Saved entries

%%

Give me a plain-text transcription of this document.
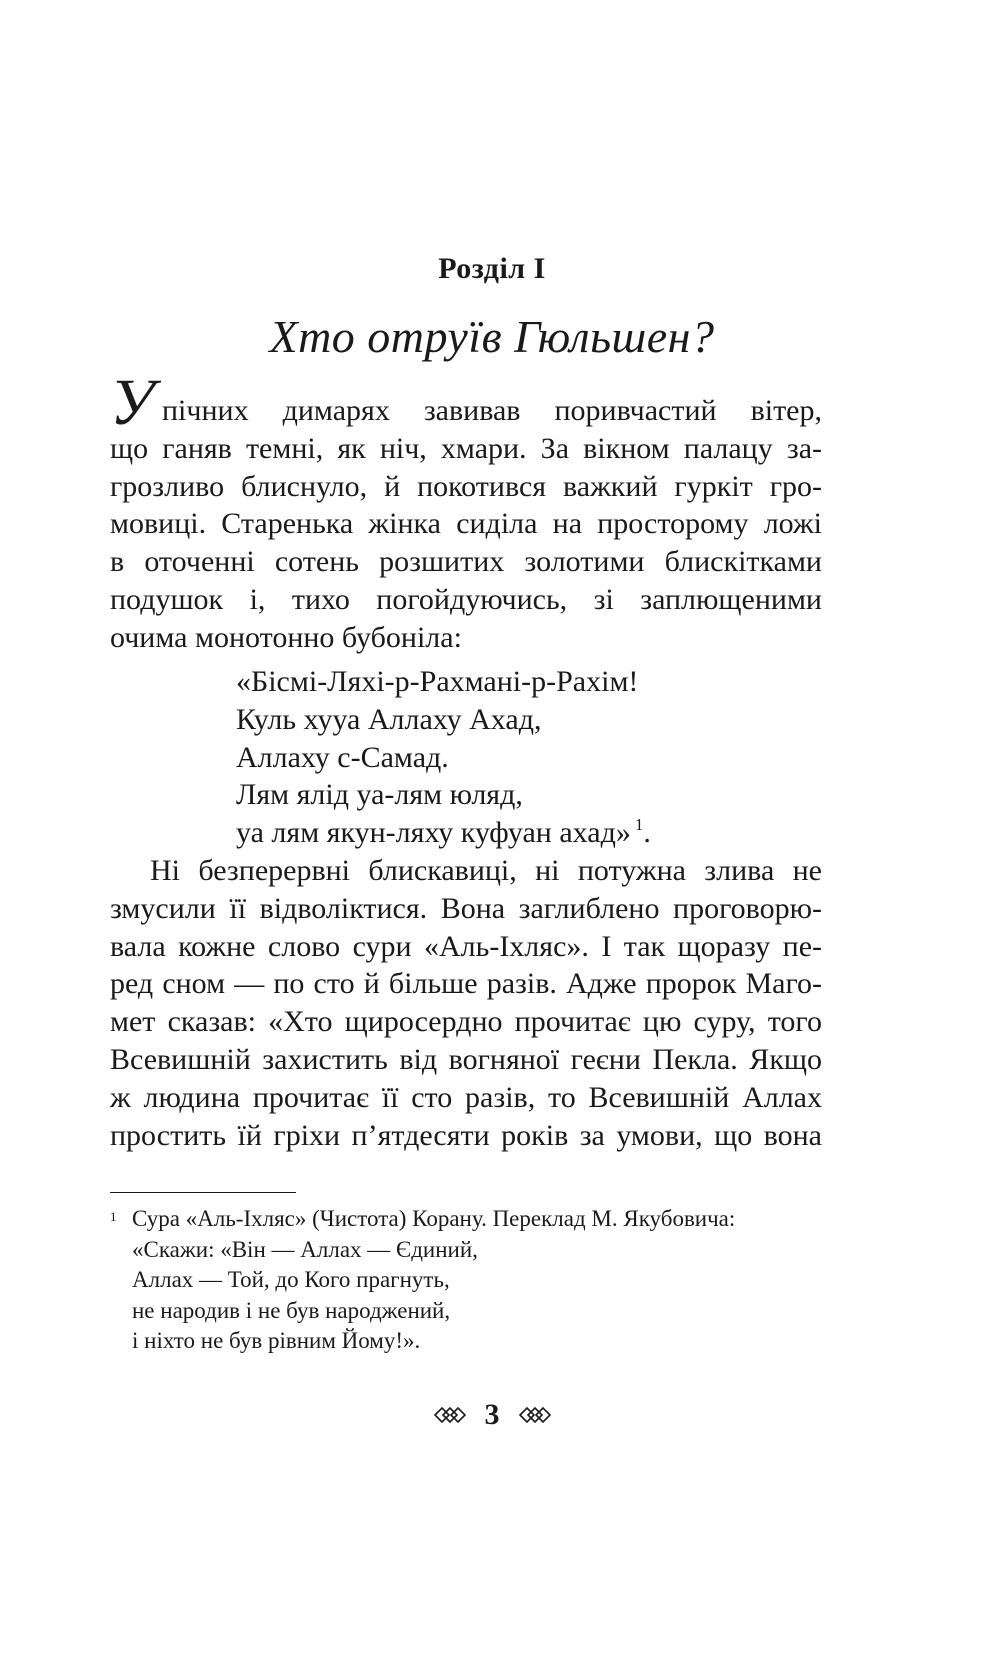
Розділ І
Хто отруїв Гюльшен?
У пічних димарях завивав поривчастий вітер,
що ганяв темні, як ніч, хмари. За вікном палацу за-
грозливо блиснуло, й покотився важкий гуркіт гро-
мовиці. Старенька жінка сиділа на просторому ложі
в оточенні сотень розшитих золотими блискітками
подушок і, тихо погойдуючись, зі заплющеними
очима монотонно бубоніла:
«Бісмі-Ляхі-р-Рахмані-р-Рахім!
Куль хууа Аллаху Ахад,
Аллаху с-Самад.
Лям ялід уа-лям юляд,
уа лям якун-ляху куфуан ахад» $^1$.
Ні безперервні блискавиці, ні потужна злива не
змусили її відволіктися. Вона заглиблено проговорю-
вала кожне слово сури «Аль-Іхляс». І так щоразу пе-
ред сном — по сто й більше разів. Адже пророк Маго-
мет сказав: «Хто щиросердно прочитає цю суру, того
Всевишній захистить від вогняної геєни Пекла. Якщо
ж людина прочитає її сто разів, то Всевишній Аллах
простить їй гріхи п’ятдесяти років за умови, що вона
1 Сура «Аль-Іхляс» (Чистота) Корану. Переклад М. Якубовича:
«Скажи: «Він — Аллах — Єдиний,
Аллах — Той, до Кого прагнуть,
не народив і не був народжений,
і ніхто не був рівним Йому!».
3
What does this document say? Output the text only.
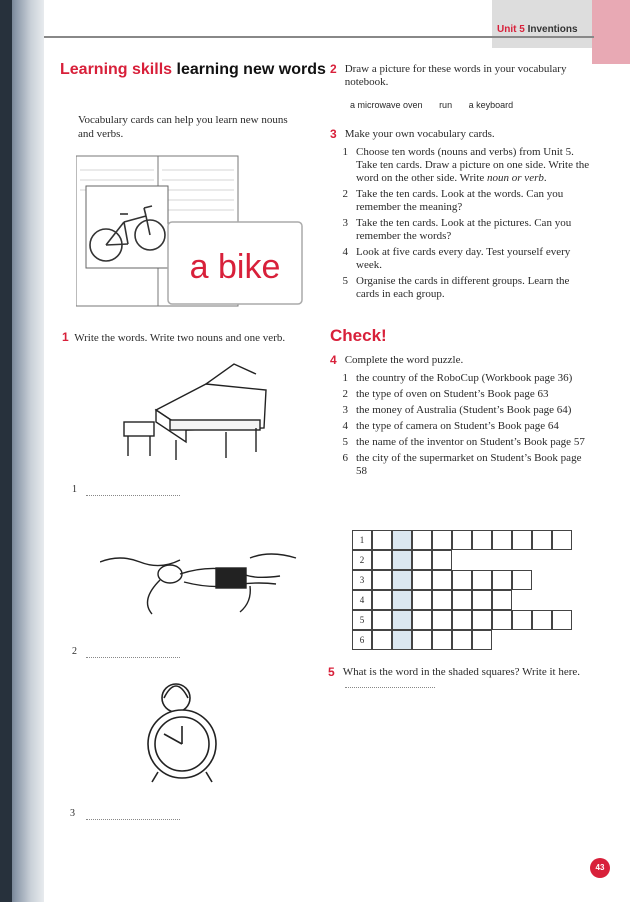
Unit 5 Inventions
Learning skills learning new words
Vocabulary cards can help you learn new nouns and verbs.
a bike
1 Write the words. Write two nouns and one verb.
1
2
3
2 Draw a picture for these words in your vocabulary notebook.
a microwave oven run a keyboard
3 Make your own vocabulary cards.
1 Choose ten words (nouns and verbs) from Unit 5. Take ten cards. Draw a picture on one side. Write the word on the other side. Write noun or verb.
2 Take the ten cards. Look at the words. Can you remember the meaning?
3 Take the ten cards. Look at the pictures. Can you remember the words?
4 Look at five cards every day. Test yourself every week.
5 Organise the cards in different groups. Learn the cards in each group.
Check!
4 Complete the word puzzle.
1 the country of the RoboCup (Workbook page 36)
2 the type of oven on Student’s Book page 63
3 the money of Australia (Student’s Book page 64)
4 the type of camera on Student’s Book page 64
5 the name of the inventor on Student’s Book page 57
6 the city of the supermarket on Student’s Book page 58
1
2
3
4
5
6
5 What is the word in the shaded squares? Write it here.
43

%%

» Brief: Copy out every line of the material above exactly, skipping the pictures.

» Solution to this problem:
Give me a plain-text transcription of this document.
Розділ І
Хто отруїв Гюльшен?
У пічних димарях завивав поривчастий вітер,
що ганяв темні, як ніч, хмари. За вікном палацу за-
грозливо блиснуло, й покотився важкий гуркіт гро-
мовиці. Старенька жінка сиділа на просторому ложі
в оточенні сотень розшитих золотими блискітками
подушок і, тихо погойдуючись, зі заплющеними
очима монотонно бубоніла:
«Бісмі-Ляхі-р-Рахмані-р-Рахім!
Куль хууа Аллаху Ахад,
Аллаху с-Самад.
Лям ялід уа-лям юляд,
уа лям якун-ляху куфуан ахад» $^1$.
Ні безперервні блискавиці, ні потужна злива не
змусили її відволіктися. Вона заглиблено проговорю-
вала кожне слово сури «Аль-Іхляс». І так щоразу пе-
ред сном — по сто й більше разів. Адже пророк Маго-
мет сказав: «Хто щиросердно прочитає цю суру, того
Всевишній захистить від вогняної геєни Пекла. Якщо
ж людина прочитає її сто разів, то Всевишній Аллах
простить їй гріхи п’ятдесяти років за умови, що вона
1 Сура «Аль-Іхляс» (Чистота) Корану. Переклад М. Якубовича:
«Скажи: «Він — Аллах — Єдиний,
Аллах — Той, до Кого прагнуть,
не народив і не був народжений,
і ніхто не був рівним Йому!».
3
What does this document say? Output the text only.
Unit 5 Inventions
Learning skills learning new words
Vocabulary cards can help you learn new nouns and verbs.
a bike
1 Write the words. Write two nouns and one verb.
1
2
3
2 Draw a picture for these words in your vocabulary notebook.
a microwave oven run a keyboard
3 Make your own vocabulary cards.
1 Choose ten words (nouns and verbs) from Unit 5. Take ten cards. Draw a picture on one side. Write the word on the other side. Write noun or verb.
2 Take the ten cards. Look at the words. Can you remember the meaning?
3 Take the ten cards. Look at the pictures. Can you remember the words?
4 Look at five cards every day. Test yourself every week.
5 Organise the cards in different groups. Learn the cards in each group.
Check!
4 Complete the word puzzle.
1 the country of the RoboCup (Workbook page 36)
2 the type of oven on Student’s Book page 63
3 the money of Australia (Student’s Book page 64)
4 the type of camera on Student’s Book page 64
5 the name of the inventor on Student’s Book page 57
6 the city of the supermarket on Student’s Book page 58
1
2
3
4
5
6
5 What is the word in the shaded squares? Write it here.
43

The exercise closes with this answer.